--- Start DATASET RECORDS ---

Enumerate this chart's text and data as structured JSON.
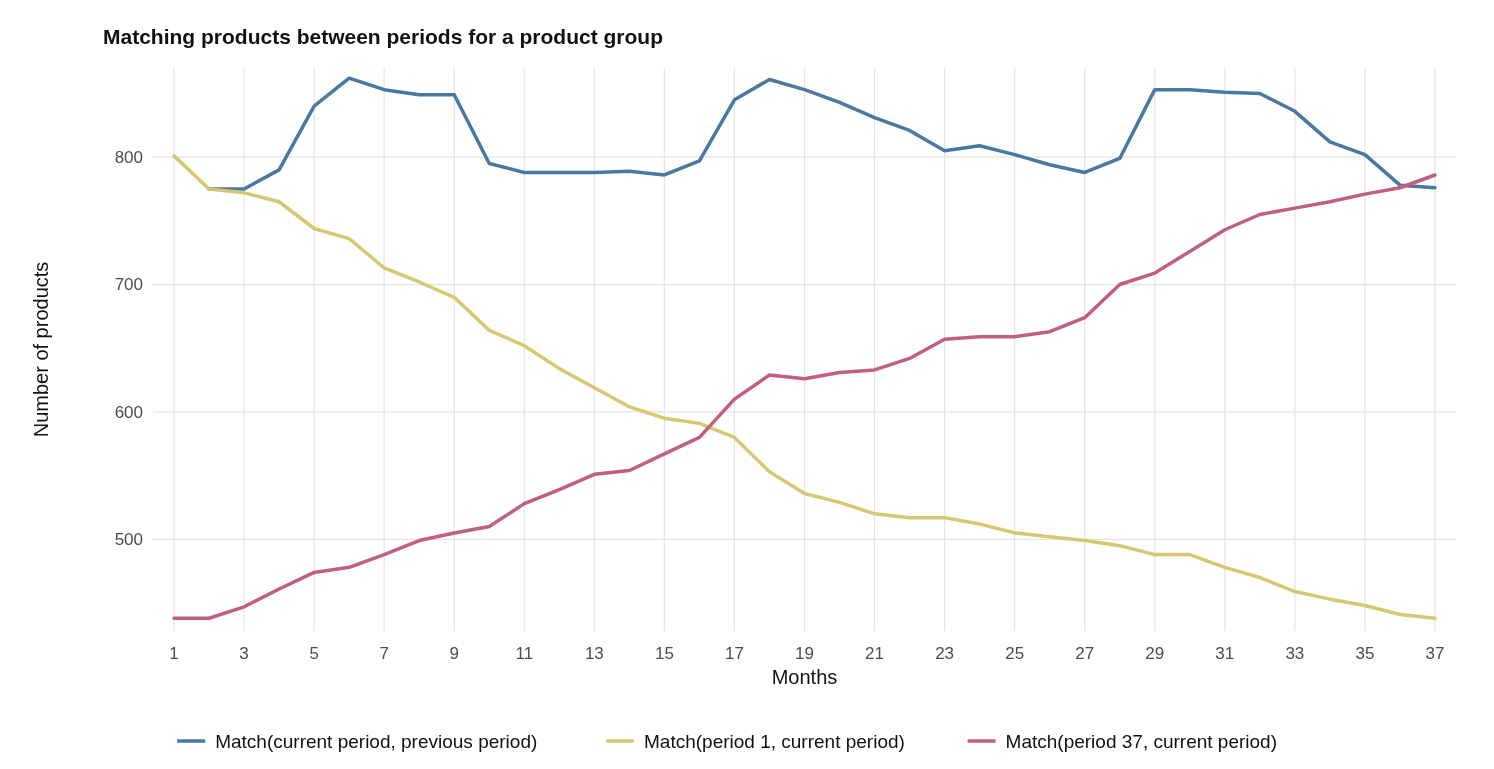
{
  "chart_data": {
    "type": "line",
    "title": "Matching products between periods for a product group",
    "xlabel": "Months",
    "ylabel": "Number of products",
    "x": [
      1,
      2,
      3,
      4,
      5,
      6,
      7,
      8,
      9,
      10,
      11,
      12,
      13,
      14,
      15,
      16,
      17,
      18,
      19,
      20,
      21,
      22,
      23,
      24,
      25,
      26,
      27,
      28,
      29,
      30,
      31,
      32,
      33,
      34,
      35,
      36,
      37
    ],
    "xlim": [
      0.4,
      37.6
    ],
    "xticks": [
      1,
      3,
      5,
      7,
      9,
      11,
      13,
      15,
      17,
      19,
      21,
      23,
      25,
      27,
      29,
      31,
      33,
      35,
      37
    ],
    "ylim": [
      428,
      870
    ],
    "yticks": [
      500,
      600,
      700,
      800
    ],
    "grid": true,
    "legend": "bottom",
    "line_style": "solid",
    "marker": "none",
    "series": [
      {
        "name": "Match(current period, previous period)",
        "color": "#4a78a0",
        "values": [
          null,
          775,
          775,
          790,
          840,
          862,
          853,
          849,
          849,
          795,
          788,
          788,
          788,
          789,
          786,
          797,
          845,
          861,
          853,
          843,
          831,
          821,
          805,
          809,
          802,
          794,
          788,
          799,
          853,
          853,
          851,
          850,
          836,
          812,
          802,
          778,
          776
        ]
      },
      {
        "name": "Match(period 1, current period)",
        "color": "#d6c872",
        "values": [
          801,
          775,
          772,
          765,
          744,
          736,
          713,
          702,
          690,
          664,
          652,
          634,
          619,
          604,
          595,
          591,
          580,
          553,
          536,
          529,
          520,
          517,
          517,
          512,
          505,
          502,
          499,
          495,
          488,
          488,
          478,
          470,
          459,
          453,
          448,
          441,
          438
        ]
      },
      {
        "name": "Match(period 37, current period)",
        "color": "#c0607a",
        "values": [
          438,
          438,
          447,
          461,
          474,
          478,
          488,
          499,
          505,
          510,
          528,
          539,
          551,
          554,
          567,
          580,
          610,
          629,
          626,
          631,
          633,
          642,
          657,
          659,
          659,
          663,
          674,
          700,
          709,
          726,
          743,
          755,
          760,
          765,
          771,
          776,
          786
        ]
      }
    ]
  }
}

--- End DATASET RECORDS ---

WRITTEN REQUEST: All the material shown above is to be copied exactly, with no pictures carried over.

RESPONSE BELOW:
Enumerate this chart's text and data as structured JSON.
{
  "chart_data": {
    "type": "line",
    "title": "Matching products between periods for a product group",
    "xlabel": "Months",
    "ylabel": "Number of products",
    "x": [
      1,
      2,
      3,
      4,
      5,
      6,
      7,
      8,
      9,
      10,
      11,
      12,
      13,
      14,
      15,
      16,
      17,
      18,
      19,
      20,
      21,
      22,
      23,
      24,
      25,
      26,
      27,
      28,
      29,
      30,
      31,
      32,
      33,
      34,
      35,
      36,
      37
    ],
    "xlim": [
      0.4,
      37.6
    ],
    "xticks": [
      1,
      3,
      5,
      7,
      9,
      11,
      13,
      15,
      17,
      19,
      21,
      23,
      25,
      27,
      29,
      31,
      33,
      35,
      37
    ],
    "ylim": [
      428,
      870
    ],
    "yticks": [
      500,
      600,
      700,
      800
    ],
    "grid": true,
    "legend": "bottom",
    "line_style": "solid",
    "marker": "none",
    "series": [
      {
        "name": "Match(current period, previous period)",
        "color": "#4a78a0",
        "values": [
          null,
          775,
          775,
          790,
          840,
          862,
          853,
          849,
          849,
          795,
          788,
          788,
          788,
          789,
          786,
          797,
          845,
          861,
          853,
          843,
          831,
          821,
          805,
          809,
          802,
          794,
          788,
          799,
          853,
          853,
          851,
          850,
          836,
          812,
          802,
          778,
          776
        ]
      },
      {
        "name": "Match(period 1, current period)",
        "color": "#d6c872",
        "values": [
          801,
          775,
          772,
          765,
          744,
          736,
          713,
          702,
          690,
          664,
          652,
          634,
          619,
          604,
          595,
          591,
          580,
          553,
          536,
          529,
          520,
          517,
          517,
          512,
          505,
          502,
          499,
          495,
          488,
          488,
          478,
          470,
          459,
          453,
          448,
          441,
          438
        ]
      },
      {
        "name": "Match(period 37, current period)",
        "color": "#c0607a",
        "values": [
          438,
          438,
          447,
          461,
          474,
          478,
          488,
          499,
          505,
          510,
          528,
          539,
          551,
          554,
          567,
          580,
          610,
          629,
          626,
          631,
          633,
          642,
          657,
          659,
          659,
          663,
          674,
          700,
          709,
          726,
          743,
          755,
          760,
          765,
          771,
          776,
          786
        ]
      }
    ]
  }
}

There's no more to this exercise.